**STATED TASK**. Reproduce the rows exactly, beginning with the first row and stopping after the row that contains "scrollbar-thumb[interactable] — [922, 212, 932, 402]".

**RECORDS FOR THE EXERCISE**.
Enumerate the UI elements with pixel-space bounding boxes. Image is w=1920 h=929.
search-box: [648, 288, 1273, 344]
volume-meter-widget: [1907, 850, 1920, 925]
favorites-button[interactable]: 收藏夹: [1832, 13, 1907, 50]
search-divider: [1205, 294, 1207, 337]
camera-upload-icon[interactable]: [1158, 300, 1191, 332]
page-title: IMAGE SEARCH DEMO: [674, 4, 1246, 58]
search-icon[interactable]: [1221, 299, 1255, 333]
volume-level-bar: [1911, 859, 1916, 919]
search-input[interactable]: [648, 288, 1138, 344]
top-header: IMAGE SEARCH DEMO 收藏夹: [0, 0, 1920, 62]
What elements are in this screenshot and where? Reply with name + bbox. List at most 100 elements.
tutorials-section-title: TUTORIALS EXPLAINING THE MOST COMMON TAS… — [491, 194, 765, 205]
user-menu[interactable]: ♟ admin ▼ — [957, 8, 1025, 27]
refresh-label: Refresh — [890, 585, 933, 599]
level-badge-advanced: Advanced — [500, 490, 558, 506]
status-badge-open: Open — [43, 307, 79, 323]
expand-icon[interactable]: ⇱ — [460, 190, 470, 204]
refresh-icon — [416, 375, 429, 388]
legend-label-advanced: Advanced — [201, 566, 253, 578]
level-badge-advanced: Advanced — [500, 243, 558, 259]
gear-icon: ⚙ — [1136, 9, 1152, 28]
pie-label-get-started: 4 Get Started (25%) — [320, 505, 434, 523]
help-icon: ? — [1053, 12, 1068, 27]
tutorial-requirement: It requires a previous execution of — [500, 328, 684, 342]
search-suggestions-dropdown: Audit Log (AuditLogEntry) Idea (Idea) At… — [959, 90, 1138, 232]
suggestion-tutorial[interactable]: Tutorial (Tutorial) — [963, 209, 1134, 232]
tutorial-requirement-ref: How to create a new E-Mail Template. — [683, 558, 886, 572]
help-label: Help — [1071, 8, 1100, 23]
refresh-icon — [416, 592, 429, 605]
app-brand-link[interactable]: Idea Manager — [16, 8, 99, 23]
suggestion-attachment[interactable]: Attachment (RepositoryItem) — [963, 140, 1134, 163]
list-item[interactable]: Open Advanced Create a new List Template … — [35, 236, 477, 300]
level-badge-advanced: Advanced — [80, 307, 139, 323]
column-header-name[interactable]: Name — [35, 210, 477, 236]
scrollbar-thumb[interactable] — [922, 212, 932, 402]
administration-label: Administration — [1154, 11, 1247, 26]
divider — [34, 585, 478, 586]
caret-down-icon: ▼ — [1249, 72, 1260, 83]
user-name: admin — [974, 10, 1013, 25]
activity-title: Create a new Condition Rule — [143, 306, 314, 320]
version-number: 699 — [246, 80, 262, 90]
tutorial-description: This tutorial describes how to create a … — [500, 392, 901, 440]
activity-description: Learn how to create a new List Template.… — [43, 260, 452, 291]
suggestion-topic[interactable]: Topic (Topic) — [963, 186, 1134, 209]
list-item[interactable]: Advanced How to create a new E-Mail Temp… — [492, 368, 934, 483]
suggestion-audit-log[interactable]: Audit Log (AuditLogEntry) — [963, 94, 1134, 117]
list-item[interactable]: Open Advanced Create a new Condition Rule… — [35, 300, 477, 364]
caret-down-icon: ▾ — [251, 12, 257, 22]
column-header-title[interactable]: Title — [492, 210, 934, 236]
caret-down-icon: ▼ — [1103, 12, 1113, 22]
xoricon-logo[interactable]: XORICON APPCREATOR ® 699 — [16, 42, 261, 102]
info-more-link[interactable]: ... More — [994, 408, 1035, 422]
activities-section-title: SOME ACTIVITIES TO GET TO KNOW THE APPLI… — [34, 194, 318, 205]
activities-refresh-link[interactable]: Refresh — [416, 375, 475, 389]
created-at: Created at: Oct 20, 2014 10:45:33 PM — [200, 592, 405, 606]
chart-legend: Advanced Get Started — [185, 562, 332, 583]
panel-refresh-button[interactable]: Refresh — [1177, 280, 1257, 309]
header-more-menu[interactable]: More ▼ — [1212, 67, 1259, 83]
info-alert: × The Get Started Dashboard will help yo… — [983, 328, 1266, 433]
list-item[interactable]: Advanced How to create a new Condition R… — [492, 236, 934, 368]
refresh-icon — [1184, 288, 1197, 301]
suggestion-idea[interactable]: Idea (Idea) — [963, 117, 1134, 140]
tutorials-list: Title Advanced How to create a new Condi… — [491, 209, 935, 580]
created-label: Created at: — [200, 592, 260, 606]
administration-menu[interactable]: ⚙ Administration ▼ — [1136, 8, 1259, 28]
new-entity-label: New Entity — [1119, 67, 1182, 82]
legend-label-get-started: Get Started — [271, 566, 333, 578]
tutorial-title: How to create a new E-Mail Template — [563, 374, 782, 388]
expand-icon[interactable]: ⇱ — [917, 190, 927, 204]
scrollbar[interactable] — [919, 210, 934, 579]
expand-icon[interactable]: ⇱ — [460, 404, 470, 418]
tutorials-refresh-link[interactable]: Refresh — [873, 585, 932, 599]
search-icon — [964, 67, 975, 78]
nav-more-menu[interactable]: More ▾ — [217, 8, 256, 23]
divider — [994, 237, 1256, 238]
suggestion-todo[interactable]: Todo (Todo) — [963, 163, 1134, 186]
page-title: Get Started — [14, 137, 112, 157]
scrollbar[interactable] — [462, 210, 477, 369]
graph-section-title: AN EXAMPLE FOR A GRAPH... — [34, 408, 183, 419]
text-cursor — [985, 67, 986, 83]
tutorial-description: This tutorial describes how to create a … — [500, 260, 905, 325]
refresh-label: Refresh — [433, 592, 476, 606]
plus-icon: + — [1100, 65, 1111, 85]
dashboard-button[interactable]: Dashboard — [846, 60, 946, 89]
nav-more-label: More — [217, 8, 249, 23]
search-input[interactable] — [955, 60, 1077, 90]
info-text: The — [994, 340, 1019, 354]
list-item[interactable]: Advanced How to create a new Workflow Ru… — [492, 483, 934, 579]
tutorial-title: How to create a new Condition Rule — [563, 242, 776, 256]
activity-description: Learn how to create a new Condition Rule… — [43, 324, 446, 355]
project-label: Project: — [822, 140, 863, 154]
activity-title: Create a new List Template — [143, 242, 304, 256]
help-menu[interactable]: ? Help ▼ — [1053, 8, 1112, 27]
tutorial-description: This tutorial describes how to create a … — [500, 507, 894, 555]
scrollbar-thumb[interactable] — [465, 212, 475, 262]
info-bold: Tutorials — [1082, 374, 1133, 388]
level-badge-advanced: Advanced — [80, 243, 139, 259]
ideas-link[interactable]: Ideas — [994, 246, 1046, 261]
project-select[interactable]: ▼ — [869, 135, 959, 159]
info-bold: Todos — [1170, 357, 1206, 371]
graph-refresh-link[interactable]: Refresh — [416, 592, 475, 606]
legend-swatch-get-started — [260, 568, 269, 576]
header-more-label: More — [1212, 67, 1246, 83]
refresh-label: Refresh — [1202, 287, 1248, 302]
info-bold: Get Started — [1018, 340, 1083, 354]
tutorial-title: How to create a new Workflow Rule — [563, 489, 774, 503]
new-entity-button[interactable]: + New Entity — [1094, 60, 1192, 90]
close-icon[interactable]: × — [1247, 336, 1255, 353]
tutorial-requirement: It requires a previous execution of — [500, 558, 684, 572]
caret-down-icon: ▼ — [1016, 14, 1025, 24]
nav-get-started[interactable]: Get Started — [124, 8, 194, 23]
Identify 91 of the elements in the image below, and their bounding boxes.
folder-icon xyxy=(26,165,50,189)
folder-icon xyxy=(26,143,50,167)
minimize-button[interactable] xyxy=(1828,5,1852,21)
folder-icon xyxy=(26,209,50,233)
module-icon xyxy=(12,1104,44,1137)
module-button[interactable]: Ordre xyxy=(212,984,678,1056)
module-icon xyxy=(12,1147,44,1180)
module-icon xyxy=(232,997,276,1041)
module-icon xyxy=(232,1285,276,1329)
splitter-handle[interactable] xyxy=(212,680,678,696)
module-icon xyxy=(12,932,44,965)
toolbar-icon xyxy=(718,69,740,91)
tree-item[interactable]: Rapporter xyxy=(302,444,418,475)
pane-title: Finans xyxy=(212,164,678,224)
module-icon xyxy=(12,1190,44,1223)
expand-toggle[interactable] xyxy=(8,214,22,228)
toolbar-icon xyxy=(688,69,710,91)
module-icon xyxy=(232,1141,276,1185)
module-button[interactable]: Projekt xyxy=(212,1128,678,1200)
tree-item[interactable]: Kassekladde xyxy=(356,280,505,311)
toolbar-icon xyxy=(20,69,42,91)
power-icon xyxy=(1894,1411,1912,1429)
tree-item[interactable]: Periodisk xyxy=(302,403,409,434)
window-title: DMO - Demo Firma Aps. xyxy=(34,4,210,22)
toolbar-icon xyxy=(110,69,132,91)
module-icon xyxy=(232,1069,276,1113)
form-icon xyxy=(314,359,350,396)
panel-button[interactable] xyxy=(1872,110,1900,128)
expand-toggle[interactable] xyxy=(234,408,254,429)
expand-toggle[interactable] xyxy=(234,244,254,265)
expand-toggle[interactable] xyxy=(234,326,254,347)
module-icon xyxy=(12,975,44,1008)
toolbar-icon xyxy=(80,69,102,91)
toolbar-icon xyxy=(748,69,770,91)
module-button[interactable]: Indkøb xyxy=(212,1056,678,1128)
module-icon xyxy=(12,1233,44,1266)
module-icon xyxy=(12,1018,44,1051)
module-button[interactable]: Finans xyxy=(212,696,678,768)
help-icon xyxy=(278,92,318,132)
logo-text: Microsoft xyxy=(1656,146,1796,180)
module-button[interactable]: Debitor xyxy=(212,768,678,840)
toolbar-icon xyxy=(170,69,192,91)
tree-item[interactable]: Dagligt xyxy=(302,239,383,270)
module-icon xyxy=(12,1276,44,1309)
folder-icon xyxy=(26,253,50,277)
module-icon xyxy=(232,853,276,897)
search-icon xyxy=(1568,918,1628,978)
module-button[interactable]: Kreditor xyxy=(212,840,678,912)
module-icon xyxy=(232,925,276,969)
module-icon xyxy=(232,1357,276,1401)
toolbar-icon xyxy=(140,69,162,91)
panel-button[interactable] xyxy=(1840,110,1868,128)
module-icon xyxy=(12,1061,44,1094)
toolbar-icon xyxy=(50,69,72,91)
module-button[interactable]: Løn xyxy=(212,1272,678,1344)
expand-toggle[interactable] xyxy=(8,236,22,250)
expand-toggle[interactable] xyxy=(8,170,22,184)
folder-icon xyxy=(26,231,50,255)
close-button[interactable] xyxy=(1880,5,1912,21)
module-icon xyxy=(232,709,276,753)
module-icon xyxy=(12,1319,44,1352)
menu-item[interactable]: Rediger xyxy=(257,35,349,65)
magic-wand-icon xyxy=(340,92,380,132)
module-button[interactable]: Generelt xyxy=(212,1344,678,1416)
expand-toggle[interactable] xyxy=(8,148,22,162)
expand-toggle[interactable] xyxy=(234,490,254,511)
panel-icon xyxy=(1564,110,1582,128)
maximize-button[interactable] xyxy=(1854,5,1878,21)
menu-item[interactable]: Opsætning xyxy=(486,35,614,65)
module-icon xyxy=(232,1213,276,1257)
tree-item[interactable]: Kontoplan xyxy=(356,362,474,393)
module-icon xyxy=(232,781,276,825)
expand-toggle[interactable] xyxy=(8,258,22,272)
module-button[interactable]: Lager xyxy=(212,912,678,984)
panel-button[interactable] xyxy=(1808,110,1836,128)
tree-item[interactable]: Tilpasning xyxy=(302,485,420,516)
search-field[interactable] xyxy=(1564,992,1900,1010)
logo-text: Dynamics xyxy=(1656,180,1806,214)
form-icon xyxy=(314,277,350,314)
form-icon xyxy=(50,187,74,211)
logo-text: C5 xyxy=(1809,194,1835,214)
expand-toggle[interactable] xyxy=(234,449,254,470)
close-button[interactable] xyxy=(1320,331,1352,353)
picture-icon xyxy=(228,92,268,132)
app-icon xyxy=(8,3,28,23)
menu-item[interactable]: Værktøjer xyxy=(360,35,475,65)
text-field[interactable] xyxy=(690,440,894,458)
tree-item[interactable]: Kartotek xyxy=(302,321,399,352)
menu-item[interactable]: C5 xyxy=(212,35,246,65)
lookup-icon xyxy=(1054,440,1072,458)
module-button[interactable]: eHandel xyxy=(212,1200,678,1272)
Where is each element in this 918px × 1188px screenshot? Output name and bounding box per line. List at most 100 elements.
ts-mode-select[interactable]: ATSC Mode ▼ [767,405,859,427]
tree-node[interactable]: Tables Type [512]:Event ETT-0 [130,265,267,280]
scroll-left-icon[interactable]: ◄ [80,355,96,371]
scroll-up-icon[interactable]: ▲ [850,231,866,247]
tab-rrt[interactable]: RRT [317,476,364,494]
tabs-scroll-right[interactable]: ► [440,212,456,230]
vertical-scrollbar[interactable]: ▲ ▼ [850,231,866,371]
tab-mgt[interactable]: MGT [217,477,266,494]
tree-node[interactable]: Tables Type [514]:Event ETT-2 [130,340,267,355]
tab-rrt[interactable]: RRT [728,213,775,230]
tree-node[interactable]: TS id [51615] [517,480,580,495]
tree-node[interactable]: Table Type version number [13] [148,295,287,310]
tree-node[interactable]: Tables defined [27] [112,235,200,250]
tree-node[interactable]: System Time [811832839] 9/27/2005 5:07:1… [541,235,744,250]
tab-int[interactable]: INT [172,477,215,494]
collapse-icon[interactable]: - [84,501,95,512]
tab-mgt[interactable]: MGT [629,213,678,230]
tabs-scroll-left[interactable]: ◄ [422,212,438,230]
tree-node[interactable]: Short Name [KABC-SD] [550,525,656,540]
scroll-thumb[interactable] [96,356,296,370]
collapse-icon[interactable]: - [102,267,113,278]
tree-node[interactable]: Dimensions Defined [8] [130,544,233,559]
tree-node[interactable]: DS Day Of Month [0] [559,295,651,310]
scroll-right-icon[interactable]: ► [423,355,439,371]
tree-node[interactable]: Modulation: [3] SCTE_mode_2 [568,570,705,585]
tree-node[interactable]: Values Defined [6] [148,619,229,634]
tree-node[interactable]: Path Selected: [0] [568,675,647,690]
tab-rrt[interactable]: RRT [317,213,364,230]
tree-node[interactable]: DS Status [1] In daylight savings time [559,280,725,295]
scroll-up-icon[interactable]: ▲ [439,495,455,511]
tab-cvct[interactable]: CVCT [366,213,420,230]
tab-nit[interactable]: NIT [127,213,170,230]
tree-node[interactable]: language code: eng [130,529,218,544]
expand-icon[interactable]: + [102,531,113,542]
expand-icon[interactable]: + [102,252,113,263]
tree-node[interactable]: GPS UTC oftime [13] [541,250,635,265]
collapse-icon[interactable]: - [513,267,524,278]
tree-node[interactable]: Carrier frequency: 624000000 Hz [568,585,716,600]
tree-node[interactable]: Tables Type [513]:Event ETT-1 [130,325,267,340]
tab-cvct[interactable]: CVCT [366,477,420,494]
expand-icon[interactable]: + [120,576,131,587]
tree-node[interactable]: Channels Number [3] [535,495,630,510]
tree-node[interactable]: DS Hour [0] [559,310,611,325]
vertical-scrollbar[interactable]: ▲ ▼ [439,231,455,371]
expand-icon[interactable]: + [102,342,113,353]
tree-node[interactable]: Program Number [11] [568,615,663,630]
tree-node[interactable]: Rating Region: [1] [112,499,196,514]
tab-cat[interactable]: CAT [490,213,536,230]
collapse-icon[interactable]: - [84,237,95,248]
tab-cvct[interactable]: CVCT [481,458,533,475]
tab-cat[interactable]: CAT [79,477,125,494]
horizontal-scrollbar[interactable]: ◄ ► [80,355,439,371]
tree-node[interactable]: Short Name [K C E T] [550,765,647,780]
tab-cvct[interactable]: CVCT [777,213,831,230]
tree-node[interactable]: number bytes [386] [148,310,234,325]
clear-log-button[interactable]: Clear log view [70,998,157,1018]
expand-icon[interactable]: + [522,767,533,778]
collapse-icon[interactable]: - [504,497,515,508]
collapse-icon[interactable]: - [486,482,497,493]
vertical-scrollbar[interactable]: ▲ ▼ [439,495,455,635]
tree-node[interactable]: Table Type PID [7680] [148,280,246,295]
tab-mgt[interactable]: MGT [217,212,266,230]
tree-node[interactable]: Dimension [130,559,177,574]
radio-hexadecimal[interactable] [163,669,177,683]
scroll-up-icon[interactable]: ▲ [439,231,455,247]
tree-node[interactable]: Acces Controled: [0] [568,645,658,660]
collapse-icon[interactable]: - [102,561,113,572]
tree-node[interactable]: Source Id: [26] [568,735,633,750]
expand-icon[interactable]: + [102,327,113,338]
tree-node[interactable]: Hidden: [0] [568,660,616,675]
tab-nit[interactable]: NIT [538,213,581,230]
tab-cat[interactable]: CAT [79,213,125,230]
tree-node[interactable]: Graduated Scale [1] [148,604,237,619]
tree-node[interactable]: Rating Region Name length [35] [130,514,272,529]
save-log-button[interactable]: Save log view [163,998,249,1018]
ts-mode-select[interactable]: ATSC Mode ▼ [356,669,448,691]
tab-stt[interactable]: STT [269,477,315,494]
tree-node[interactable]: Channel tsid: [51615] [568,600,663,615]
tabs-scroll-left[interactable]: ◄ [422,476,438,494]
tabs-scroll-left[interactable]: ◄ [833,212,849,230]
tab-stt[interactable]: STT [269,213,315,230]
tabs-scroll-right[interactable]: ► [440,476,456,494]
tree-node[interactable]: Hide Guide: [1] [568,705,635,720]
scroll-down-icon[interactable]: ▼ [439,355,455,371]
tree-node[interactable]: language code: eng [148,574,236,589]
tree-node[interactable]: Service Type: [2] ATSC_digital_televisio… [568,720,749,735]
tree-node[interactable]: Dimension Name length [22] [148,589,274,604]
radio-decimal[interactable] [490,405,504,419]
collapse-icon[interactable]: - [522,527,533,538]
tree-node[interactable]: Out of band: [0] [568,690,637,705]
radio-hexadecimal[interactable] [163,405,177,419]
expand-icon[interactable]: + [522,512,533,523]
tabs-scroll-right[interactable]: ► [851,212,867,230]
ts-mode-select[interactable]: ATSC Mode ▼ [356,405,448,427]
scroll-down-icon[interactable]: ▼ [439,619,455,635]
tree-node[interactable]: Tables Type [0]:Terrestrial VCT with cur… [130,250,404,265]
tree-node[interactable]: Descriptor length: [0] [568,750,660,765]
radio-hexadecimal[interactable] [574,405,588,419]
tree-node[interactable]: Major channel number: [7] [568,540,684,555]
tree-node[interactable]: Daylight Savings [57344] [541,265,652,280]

**ANSWER IN FULL**.
Enumerate the UI elements with pixel-space bounding boxes. Image is w=1920 h=929.
search-box: [648, 288, 1273, 344]
volume-meter-widget: [1907, 850, 1920, 925]
favorites-button[interactable]: 收藏夹: [1832, 13, 1907, 50]
search-divider: [1205, 294, 1207, 337]
camera-upload-icon[interactable]: [1158, 300, 1191, 332]
page-title: IMAGE SEARCH DEMO: [674, 4, 1246, 58]
search-icon[interactable]: [1221, 299, 1255, 333]
volume-level-bar: [1911, 859, 1916, 919]
search-input[interactable]: [648, 288, 1138, 344]
top-header: IMAGE SEARCH DEMO 收藏夹: [0, 0, 1920, 62]
What elements are in this screenshot and where? Reply with name + bbox. List at most 100 elements.
tutorials-section-title: TUTORIALS EXPLAINING THE MOST COMMON TAS… — [491, 194, 765, 205]
user-menu[interactable]: ♟ admin ▼ — [957, 8, 1025, 27]
refresh-label: Refresh — [890, 585, 933, 599]
level-badge-advanced: Advanced — [500, 490, 558, 506]
status-badge-open: Open — [43, 307, 79, 323]
expand-icon[interactable]: ⇱ — [460, 190, 470, 204]
refresh-icon — [416, 375, 429, 388]
legend-label-advanced: Advanced — [201, 566, 253, 578]
level-badge-advanced: Advanced — [500, 243, 558, 259]
gear-icon: ⚙ — [1136, 9, 1152, 28]
pie-label-get-started: 4 Get Started (25%) — [320, 505, 434, 523]
help-icon: ? — [1053, 12, 1068, 27]
tutorial-requirement: It requires a previous execution of — [500, 328, 684, 342]
search-suggestions-dropdown: Audit Log (AuditLogEntry) Idea (Idea) At… — [959, 90, 1138, 232]
suggestion-tutorial[interactable]: Tutorial (Tutorial) — [963, 209, 1134, 232]
tutorial-requirement-ref: How to create a new E-Mail Template. — [683, 558, 886, 572]
help-label: Help — [1071, 8, 1100, 23]
refresh-icon — [416, 592, 429, 605]
app-brand-link[interactable]: Idea Manager — [16, 8, 99, 23]
suggestion-attachment[interactable]: Attachment (RepositoryItem) — [963, 140, 1134, 163]
list-item[interactable]: Open Advanced Create a new List Template … — [35, 236, 477, 300]
level-badge-advanced: Advanced — [80, 307, 139, 323]
column-header-name[interactable]: Name — [35, 210, 477, 236]
scrollbar-thumb[interactable] — [922, 212, 932, 402]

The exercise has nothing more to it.